> STATED EXERCISE
In full and without deviation, write out the entries that follow.

> TASK MATERIAL
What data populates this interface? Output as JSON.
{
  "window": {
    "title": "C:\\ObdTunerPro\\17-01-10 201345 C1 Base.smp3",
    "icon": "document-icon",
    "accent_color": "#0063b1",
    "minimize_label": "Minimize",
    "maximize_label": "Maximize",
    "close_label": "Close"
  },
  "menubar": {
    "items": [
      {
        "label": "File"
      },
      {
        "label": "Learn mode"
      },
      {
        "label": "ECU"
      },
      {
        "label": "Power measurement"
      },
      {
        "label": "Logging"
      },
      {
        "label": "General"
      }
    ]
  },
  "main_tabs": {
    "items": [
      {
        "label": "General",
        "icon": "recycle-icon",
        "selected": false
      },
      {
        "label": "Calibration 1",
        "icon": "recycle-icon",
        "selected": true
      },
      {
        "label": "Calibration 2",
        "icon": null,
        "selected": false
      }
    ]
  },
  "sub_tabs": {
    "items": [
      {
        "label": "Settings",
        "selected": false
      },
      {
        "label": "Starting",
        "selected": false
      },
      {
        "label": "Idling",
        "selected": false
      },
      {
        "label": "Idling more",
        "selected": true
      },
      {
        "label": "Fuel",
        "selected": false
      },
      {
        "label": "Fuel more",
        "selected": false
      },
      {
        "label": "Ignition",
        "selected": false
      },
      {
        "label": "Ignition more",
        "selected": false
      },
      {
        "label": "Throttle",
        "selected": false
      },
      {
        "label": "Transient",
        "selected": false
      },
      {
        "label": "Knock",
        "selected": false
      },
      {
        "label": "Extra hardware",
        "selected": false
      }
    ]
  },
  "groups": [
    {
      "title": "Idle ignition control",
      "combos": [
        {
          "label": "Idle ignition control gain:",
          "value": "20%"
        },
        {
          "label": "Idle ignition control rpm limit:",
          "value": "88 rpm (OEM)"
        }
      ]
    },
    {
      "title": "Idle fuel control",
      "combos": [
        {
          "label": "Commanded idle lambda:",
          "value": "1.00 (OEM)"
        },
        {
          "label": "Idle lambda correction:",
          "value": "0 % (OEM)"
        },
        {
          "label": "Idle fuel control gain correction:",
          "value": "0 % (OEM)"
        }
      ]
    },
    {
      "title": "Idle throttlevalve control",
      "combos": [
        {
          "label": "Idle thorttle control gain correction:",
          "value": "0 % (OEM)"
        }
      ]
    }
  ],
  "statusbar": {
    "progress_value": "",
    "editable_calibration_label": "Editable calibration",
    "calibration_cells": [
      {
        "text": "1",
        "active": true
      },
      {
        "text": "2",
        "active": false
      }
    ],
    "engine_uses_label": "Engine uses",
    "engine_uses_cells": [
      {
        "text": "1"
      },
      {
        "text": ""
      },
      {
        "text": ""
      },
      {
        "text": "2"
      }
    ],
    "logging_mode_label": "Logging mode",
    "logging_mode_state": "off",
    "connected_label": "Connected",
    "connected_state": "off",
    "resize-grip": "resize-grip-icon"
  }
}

> TASK RESPONSE
What data populates this interface? Output as JSON.
{
  "window": {
    "title": "C:\\ObdTunerPro\\17-01-10 201345 C1 Base.smp3",
    "icon": "document-icon",
    "accent_color": "#0063b1",
    "minimize_label": "Minimize",
    "maximize_label": "Maximize",
    "close_label": "Close"
  },
  "menubar": {
    "items": [
      {
        "label": "File"
      },
      {
        "label": "Learn mode"
      },
      {
        "label": "ECU"
      },
      {
        "label": "Power measurement"
      },
      {
        "label": "Logging"
      },
      {
        "label": "General"
      }
    ]
  },
  "main_tabs": {
    "items": [
      {
        "label": "General",
        "icon": "recycle-icon",
        "selected": false
      },
      {
        "label": "Calibration 1",
        "icon": "recycle-icon",
        "selected": true
      },
      {
        "label": "Calibration 2",
        "icon": null,
        "selected": false
      }
    ]
  },
  "sub_tabs": {
    "items": [
      {
        "label": "Settings",
        "selected": false
      },
      {
        "label": "Starting",
        "selected": false
      },
      {
        "label": "Idling",
        "selected": false
      },
      {
        "label": "Idling more",
        "selected": true
      },
      {
        "label": "Fuel",
        "selected": false
      },
      {
        "label": "Fuel more",
        "selected": false
      },
      {
        "label": "Ignition",
        "selected": false
      },
      {
        "label": "Ignition more",
        "selected": false
      },
      {
        "label": "Throttle",
        "selected": false
      },
      {
        "label": "Transient",
        "selected": false
      },
      {
        "label": "Knock",
        "selected": false
      },
      {
        "label": "Extra hardware",
        "selected": false
      }
    ]
  },
  "groups": [
    {
      "title": "Idle ignition control",
      "combos": [
        {
          "label": "Idle ignition control gain:",
          "value": "20%"
        },
        {
          "label": "Idle ignition control rpm limit:",
          "value": "88 rpm (OEM)"
        }
      ]
    },
    {
      "title": "Idle fuel control",
      "combos": [
        {
          "label": "Commanded idle lambda:",
          "value": "1.00 (OEM)"
        },
        {
          "label": "Idle lambda correction:",
          "value": "0 % (OEM)"
        },
        {
          "label": "Idle fuel control gain correction:",
          "value": "0 % (OEM)"
        }
      ]
    },
    {
      "title": "Idle throttlevalve control",
      "combos": [
        {
          "label": "Idle thorttle control gain correction:",
          "value": "0 % (OEM)"
        }
      ]
    }
  ],
  "statusbar": {
    "progress_value": "",
    "editable_calibration_label": "Editable calibration",
    "calibration_cells": [
      {
        "text": "1",
        "active": true
      },
      {
        "text": "2",
        "active": false
      }
    ],
    "engine_uses_label": "Engine uses",
    "engine_uses_cells": [
      {
        "text": "1"
      },
      {
        "text": ""
      },
      {
        "text": ""
      },
      {
        "text": "2"
      }
    ],
    "logging_mode_label": "Logging mode",
    "logging_mode_state": "off",
    "connected_label": "Connected",
    "connected_state": "off",
    "resize-grip": "resize-grip-icon"
  }
}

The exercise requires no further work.